>>>>
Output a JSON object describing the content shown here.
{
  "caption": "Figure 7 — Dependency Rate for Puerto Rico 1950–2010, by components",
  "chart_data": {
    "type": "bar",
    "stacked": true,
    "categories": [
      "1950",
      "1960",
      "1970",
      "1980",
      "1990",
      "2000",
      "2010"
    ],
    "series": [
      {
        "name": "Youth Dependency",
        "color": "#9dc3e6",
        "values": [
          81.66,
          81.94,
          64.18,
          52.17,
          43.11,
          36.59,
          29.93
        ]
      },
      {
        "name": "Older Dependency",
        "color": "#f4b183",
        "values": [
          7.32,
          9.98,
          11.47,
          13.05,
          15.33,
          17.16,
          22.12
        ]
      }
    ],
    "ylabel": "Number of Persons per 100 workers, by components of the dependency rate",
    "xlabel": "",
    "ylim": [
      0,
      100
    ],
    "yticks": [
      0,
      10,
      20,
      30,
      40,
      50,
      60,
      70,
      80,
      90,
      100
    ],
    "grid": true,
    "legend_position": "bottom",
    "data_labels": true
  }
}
<<<<
◆ Direction: Check each line above for "components" and return the ones that have it.

◆ Solution below:
  "caption": "Figure 7 — Dependency Rate for Puerto Rico 1950–2010, by components",
    "ylabel": "Number of Persons per 100 workers, by components of the dependency rate",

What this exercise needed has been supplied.